Figure dataset records.
--------------------------------

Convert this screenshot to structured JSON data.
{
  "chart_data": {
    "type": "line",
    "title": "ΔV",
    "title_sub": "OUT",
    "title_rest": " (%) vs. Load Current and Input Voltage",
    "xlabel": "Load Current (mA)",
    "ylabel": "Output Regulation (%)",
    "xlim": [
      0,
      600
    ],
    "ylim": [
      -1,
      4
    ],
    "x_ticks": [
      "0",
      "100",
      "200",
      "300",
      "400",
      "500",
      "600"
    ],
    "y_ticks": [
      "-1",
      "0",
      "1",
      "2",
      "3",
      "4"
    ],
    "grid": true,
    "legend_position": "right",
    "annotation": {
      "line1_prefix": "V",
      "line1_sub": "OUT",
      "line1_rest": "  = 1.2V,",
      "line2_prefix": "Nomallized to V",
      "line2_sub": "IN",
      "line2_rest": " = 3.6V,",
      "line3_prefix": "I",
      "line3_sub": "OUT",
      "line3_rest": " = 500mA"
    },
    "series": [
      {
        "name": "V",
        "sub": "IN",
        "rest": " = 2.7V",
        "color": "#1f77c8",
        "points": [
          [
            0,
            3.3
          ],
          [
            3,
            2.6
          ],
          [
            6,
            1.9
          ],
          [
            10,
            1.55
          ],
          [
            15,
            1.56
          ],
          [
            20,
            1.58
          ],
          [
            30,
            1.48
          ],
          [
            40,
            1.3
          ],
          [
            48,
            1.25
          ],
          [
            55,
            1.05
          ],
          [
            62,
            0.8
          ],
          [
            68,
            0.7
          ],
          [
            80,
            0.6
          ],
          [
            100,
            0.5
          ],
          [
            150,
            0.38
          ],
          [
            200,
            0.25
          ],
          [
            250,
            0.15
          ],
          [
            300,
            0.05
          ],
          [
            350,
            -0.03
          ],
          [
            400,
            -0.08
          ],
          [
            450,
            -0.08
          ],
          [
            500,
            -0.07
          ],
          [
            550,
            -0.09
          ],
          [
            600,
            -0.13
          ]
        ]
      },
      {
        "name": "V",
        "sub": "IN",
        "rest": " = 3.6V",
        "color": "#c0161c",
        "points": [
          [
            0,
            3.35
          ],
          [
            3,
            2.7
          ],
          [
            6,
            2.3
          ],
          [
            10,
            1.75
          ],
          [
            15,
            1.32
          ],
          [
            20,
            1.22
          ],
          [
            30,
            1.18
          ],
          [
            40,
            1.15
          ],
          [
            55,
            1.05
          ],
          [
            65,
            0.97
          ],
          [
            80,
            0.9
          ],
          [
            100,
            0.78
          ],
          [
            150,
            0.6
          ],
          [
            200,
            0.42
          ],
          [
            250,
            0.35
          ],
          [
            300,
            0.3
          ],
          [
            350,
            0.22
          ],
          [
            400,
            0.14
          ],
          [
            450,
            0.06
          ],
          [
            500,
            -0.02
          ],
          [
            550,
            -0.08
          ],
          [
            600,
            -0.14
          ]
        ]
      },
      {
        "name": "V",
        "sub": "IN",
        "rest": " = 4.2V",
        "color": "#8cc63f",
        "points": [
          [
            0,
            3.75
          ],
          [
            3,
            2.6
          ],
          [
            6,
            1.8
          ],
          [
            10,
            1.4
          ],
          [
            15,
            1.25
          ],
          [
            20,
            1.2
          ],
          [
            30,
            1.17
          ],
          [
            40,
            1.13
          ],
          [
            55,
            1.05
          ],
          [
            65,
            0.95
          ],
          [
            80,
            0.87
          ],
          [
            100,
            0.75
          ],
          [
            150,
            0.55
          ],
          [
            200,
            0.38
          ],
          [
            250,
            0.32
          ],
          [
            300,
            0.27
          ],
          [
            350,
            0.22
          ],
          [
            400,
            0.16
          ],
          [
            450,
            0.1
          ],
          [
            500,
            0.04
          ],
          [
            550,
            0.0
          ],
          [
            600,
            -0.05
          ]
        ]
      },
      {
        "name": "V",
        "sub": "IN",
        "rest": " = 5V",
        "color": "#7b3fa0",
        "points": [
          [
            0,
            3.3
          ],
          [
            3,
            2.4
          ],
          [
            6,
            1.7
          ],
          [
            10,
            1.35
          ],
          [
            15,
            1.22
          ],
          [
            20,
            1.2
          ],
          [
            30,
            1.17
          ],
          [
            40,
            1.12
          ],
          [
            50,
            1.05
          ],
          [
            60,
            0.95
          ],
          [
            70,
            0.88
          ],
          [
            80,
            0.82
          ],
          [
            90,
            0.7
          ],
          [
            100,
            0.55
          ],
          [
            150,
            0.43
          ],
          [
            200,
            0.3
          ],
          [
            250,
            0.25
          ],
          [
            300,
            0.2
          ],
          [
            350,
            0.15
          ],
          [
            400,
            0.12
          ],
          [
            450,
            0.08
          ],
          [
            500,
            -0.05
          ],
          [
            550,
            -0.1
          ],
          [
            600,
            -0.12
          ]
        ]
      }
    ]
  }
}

--------------------------------

EXERCISE AIM. Produce a verbatim transcription of the entries above.

SOLUTION TO THIS PROBLEM.
Convert this screenshot to structured JSON data.
{
  "chart_data": {
    "type": "line",
    "title": "ΔV",
    "title_sub": "OUT",
    "title_rest": " (%) vs. Load Current and Input Voltage",
    "xlabel": "Load Current (mA)",
    "ylabel": "Output Regulation (%)",
    "xlim": [
      0,
      600
    ],
    "ylim": [
      -1,
      4
    ],
    "x_ticks": [
      "0",
      "100",
      "200",
      "300",
      "400",
      "500",
      "600"
    ],
    "y_ticks": [
      "-1",
      "0",
      "1",
      "2",
      "3",
      "4"
    ],
    "grid": true,
    "legend_position": "right",
    "annotation": {
      "line1_prefix": "V",
      "line1_sub": "OUT",
      "line1_rest": "  = 1.2V,",
      "line2_prefix": "Nomallized to V",
      "line2_sub": "IN",
      "line2_rest": " = 3.6V,",
      "line3_prefix": "I",
      "line3_sub": "OUT",
      "line3_rest": " = 500mA"
    },
    "series": [
      {
        "name": "V",
        "sub": "IN",
        "rest": " = 2.7V",
        "color": "#1f77c8",
        "points": [
          [
            0,
            3.3
          ],
          [
            3,
            2.6
          ],
          [
            6,
            1.9
          ],
          [
            10,
            1.55
          ],
          [
            15,
            1.56
          ],
          [
            20,
            1.58
          ],
          [
            30,
            1.48
          ],
          [
            40,
            1.3
          ],
          [
            48,
            1.25
          ],
          [
            55,
            1.05
          ],
          [
            62,
            0.8
          ],
          [
            68,
            0.7
          ],
          [
            80,
            0.6
          ],
          [
            100,
            0.5
          ],
          [
            150,
            0.38
          ],
          [
            200,
            0.25
          ],
          [
            250,
            0.15
          ],
          [
            300,
            0.05
          ],
          [
            350,
            -0.03
          ],
          [
            400,
            -0.08
          ],
          [
            450,
            -0.08
          ],
          [
            500,
            -0.07
          ],
          [
            550,
            -0.09
          ],
          [
            600,
            -0.13
          ]
        ]
      },
      {
        "name": "V",
        "sub": "IN",
        "rest": " = 3.6V",
        "color": "#c0161c",
        "points": [
          [
            0,
            3.35
          ],
          [
            3,
            2.7
          ],
          [
            6,
            2.3
          ],
          [
            10,
            1.75
          ],
          [
            15,
            1.32
          ],
          [
            20,
            1.22
          ],
          [
            30,
            1.18
          ],
          [
            40,
            1.15
          ],
          [
            55,
            1.05
          ],
          [
            65,
            0.97
          ],
          [
            80,
            0.9
          ],
          [
            100,
            0.78
          ],
          [
            150,
            0.6
          ],
          [
            200,
            0.42
          ],
          [
            250,
            0.35
          ],
          [
            300,
            0.3
          ],
          [
            350,
            0.22
          ],
          [
            400,
            0.14
          ],
          [
            450,
            0.06
          ],
          [
            500,
            -0.02
          ],
          [
            550,
            -0.08
          ],
          [
            600,
            -0.14
          ]
        ]
      },
      {
        "name": "V",
        "sub": "IN",
        "rest": " = 4.2V",
        "color": "#8cc63f",
        "points": [
          [
            0,
            3.75
          ],
          [
            3,
            2.6
          ],
          [
            6,
            1.8
          ],
          [
            10,
            1.4
          ],
          [
            15,
            1.25
          ],
          [
            20,
            1.2
          ],
          [
            30,
            1.17
          ],
          [
            40,
            1.13
          ],
          [
            55,
            1.05
          ],
          [
            65,
            0.95
          ],
          [
            80,
            0.87
          ],
          [
            100,
            0.75
          ],
          [
            150,
            0.55
          ],
          [
            200,
            0.38
          ],
          [
            250,
            0.32
          ],
          [
            300,
            0.27
          ],
          [
            350,
            0.22
          ],
          [
            400,
            0.16
          ],
          [
            450,
            0.1
          ],
          [
            500,
            0.04
          ],
          [
            550,
            0.0
          ],
          [
            600,
            -0.05
          ]
        ]
      },
      {
        "name": "V",
        "sub": "IN",
        "rest": " = 5V",
        "color": "#7b3fa0",
        "points": [
          [
            0,
            3.3
          ],
          [
            3,
            2.4
          ],
          [
            6,
            1.7
          ],
          [
            10,
            1.35
          ],
          [
            15,
            1.22
          ],
          [
            20,
            1.2
          ],
          [
            30,
            1.17
          ],
          [
            40,
            1.12
          ],
          [
            50,
            1.05
          ],
          [
            60,
            0.95
          ],
          [
            70,
            0.88
          ],
          [
            80,
            0.82
          ],
          [
            90,
            0.7
          ],
          [
            100,
            0.55
          ],
          [
            150,
            0.43
          ],
          [
            200,
            0.3
          ],
          [
            250,
            0.25
          ],
          [
            300,
            0.2
          ],
          [
            350,
            0.15
          ],
          [
            400,
            0.12
          ],
          [
            450,
            0.08
          ],
          [
            500,
            -0.05
          ],
          [
            550,
            -0.1
          ],
          [
            600,
            -0.12
          ]
        ]
      }
    ]
  }
}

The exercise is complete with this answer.